• _Challenge_
Copy the records below exactly as they are written.

________________________

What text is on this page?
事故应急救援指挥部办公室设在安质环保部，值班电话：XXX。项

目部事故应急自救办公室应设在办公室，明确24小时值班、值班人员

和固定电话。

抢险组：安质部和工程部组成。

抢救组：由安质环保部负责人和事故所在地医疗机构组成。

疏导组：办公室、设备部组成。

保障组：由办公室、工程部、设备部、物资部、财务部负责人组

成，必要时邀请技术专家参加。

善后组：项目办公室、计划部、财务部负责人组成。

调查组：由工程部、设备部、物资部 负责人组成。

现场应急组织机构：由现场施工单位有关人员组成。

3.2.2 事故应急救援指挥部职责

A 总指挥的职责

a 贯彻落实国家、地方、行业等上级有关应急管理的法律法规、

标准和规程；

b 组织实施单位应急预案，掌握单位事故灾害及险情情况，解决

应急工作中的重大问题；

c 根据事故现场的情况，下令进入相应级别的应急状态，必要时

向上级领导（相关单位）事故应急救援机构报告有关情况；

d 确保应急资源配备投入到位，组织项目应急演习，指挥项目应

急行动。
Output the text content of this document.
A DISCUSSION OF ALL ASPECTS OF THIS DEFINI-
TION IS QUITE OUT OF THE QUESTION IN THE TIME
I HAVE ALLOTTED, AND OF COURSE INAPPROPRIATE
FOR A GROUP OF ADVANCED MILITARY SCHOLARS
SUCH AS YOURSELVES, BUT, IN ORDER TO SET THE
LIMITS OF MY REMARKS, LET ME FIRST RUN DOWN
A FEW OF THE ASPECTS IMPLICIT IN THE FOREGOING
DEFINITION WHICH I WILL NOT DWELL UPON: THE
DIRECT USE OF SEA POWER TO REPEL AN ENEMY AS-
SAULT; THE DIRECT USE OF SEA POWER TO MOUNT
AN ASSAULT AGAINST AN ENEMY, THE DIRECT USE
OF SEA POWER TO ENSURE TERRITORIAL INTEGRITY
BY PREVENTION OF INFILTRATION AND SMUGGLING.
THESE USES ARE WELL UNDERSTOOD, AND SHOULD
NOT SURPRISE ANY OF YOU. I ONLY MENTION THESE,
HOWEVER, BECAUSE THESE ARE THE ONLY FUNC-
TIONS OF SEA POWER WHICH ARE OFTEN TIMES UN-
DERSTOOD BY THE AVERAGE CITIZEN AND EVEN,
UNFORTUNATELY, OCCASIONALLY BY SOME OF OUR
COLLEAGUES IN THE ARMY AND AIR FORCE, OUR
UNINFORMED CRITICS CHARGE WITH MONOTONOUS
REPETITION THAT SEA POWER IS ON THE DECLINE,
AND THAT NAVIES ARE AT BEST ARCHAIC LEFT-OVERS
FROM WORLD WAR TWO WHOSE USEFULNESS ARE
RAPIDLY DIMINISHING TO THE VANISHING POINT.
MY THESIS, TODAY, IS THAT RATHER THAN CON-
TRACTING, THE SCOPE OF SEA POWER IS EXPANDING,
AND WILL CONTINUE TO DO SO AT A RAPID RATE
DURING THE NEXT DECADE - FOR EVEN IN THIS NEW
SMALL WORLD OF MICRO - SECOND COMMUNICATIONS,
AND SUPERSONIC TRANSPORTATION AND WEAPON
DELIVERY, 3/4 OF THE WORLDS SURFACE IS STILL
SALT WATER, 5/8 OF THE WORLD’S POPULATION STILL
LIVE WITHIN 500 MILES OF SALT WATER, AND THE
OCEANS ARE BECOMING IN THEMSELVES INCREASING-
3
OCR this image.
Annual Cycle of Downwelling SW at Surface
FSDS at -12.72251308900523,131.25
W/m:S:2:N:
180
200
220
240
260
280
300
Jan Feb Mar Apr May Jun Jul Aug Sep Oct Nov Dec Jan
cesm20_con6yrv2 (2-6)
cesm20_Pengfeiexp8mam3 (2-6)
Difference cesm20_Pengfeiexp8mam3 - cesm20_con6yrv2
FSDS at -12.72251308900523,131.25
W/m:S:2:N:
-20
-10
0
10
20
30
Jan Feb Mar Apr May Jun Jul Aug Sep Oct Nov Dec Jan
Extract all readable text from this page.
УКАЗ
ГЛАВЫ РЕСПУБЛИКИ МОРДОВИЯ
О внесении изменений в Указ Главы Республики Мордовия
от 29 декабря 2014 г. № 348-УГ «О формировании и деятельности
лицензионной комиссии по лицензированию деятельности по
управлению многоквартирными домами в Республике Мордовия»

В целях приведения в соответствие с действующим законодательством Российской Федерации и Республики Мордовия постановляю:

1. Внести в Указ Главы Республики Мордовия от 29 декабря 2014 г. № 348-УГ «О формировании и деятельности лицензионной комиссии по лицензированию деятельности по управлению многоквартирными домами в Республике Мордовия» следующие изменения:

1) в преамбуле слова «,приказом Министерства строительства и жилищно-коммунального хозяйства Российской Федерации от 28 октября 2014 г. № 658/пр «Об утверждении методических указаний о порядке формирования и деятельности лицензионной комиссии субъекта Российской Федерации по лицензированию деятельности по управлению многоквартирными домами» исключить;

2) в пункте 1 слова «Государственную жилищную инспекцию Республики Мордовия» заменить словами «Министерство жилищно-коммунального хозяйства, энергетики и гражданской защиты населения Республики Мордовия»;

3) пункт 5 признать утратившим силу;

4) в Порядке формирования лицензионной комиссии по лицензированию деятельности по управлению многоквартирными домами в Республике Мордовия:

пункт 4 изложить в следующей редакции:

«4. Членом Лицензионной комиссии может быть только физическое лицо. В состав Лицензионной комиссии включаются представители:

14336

________________________

• _Output of the exercise_
What text is on this page?
事故应急救援指挥部办公室设在安质环保部，值班电话：XXX。项

目部事故应急自救办公室应设在办公室，明确24小时值班、值班人员

和固定电话。

抢险组：安质部和工程部组成。

抢救组：由安质环保部负责人和事故所在地医疗机构组成。

疏导组：办公室、设备部组成。

保障组：由办公室、工程部、设备部、物资部、财务部负责人组

成，必要时邀请技术专家参加。

善后组：项目办公室、计划部、财务部负责人组成。

调查组：由工程部、设备部、物资部 负责人组成。

现场应急组织机构：由现场施工单位有关人员组成。

3.2.2 事故应急救援指挥部职责

A 总指挥的职责

a 贯彻落实国家、地方、行业等上级有关应急管理的法律法规、

标准和规程；

b 组织实施单位应急预案，掌握单位事故灾害及险情情况，解决

应急工作中的重大问题；

c 根据事故现场的情况，下令进入相应级别的应急状态，必要时

向上级领导（相关单位）事故应急救援机构报告有关情况；

d 确保应急资源配备投入到位，组织项目应急演习，指挥项目应

急行动。
Output the text content of this document.
A DISCUSSION OF ALL ASPECTS OF THIS DEFINI-
TION IS QUITE OUT OF THE QUESTION IN THE TIME
I HAVE ALLOTTED, AND OF COURSE INAPPROPRIATE
FOR A GROUP OF ADVANCED MILITARY SCHOLARS
SUCH AS YOURSELVES, BUT, IN ORDER TO SET THE
LIMITS OF MY REMARKS, LET ME FIRST RUN DOWN
A FEW OF THE ASPECTS IMPLICIT IN THE FOREGOING
DEFINITION WHICH I WILL NOT DWELL UPON: THE
DIRECT USE OF SEA POWER TO REPEL AN ENEMY AS-
SAULT; THE DIRECT USE OF SEA POWER TO MOUNT
AN ASSAULT AGAINST AN ENEMY, THE DIRECT USE
OF SEA POWER TO ENSURE TERRITORIAL INTEGRITY
BY PREVENTION OF INFILTRATION AND SMUGGLING.
THESE USES ARE WELL UNDERSTOOD, AND SHOULD
NOT SURPRISE ANY OF YOU. I ONLY MENTION THESE,
HOWEVER, BECAUSE THESE ARE THE ONLY FUNC-
TIONS OF SEA POWER WHICH ARE OFTEN TIMES UN-
DERSTOOD BY THE AVERAGE CITIZEN AND EVEN,
UNFORTUNATELY, OCCASIONALLY BY SOME OF OUR
COLLEAGUES IN THE ARMY AND AIR FORCE, OUR
UNINFORMED CRITICS CHARGE WITH MONOTONOUS
REPETITION THAT SEA POWER IS ON THE DECLINE,
AND THAT NAVIES ARE AT BEST ARCHAIC LEFT-OVERS
FROM WORLD WAR TWO WHOSE USEFULNESS ARE
RAPIDLY DIMINISHING TO THE VANISHING POINT.
MY THESIS, TODAY, IS THAT RATHER THAN CON-
TRACTING, THE SCOPE OF SEA POWER IS EXPANDING,
AND WILL CONTINUE TO DO SO AT A RAPID RATE
DURING THE NEXT DECADE - FOR EVEN IN THIS NEW
SMALL WORLD OF MICRO - SECOND COMMUNICATIONS,
AND SUPERSONIC TRANSPORTATION AND WEAPON
DELIVERY, 3/4 OF THE WORLDS SURFACE IS STILL
SALT WATER, 5/8 OF THE WORLD’S POPULATION STILL
LIVE WITHIN 500 MILES OF SALT WATER, AND THE
OCEANS ARE BECOMING IN THEMSELVES INCREASING-
3
OCR this image.
Annual Cycle of Downwelling SW at Surface
FSDS at -12.72251308900523,131.25
W/m:S:2:N:
180
200
220
240
260
280
300
Jan Feb Mar Apr May Jun Jul Aug Sep Oct Nov Dec Jan
cesm20_con6yrv2 (2-6)
cesm20_Pengfeiexp8mam3 (2-6)
Difference cesm20_Pengfeiexp8mam3 - cesm20_con6yrv2
FSDS at -12.72251308900523,131.25
W/m:S:2:N:
-20
-10
0
10
20
30
Jan Feb Mar Apr May Jun Jul Aug Sep Oct Nov Dec Jan
Extract all readable text from this page.
УКАЗ
ГЛАВЫ РЕСПУБЛИКИ МОРДОВИЯ
О внесении изменений в Указ Главы Республики Мордовия
от 29 декабря 2014 г. № 348-УГ «О формировании и деятельности
лицензионной комиссии по лицензированию деятельности по
управлению многоквартирными домами в Республике Мордовия»

В целях приведения в соответствие с действующим законодательством Российской Федерации и Республики Мордовия постановляю:

1. Внести в Указ Главы Республики Мордовия от 29 декабря 2014 г. № 348-УГ «О формировании и деятельности лицензионной комиссии по лицензированию деятельности по управлению многоквартирными домами в Республике Мордовия» следующие изменения:

1) в преамбуле слова «,приказом Министерства строительства и жилищно-коммунального хозяйства Российской Федерации от 28 октября 2014 г. № 658/пр «Об утверждении методических указаний о порядке формирования и деятельности лицензионной комиссии субъекта Российской Федерации по лицензированию деятельности по управлению многоквартирными домами» исключить;

2) в пункте 1 слова «Государственную жилищную инспекцию Республики Мордовия» заменить словами «Министерство жилищно-коммунального хозяйства, энергетики и гражданской защиты населения Республики Мордовия»;

3) пункт 5 признать утратившим силу;

4) в Порядке формирования лицензионной комиссии по лицензированию деятельности по управлению многоквартирными домами в Республике Мордовия:

пункт 4 изложить в следующей редакции:

«4. Членом Лицензионной комиссии может быть только физическое лицо. В состав Лицензионной комиссии включаются представители:

14336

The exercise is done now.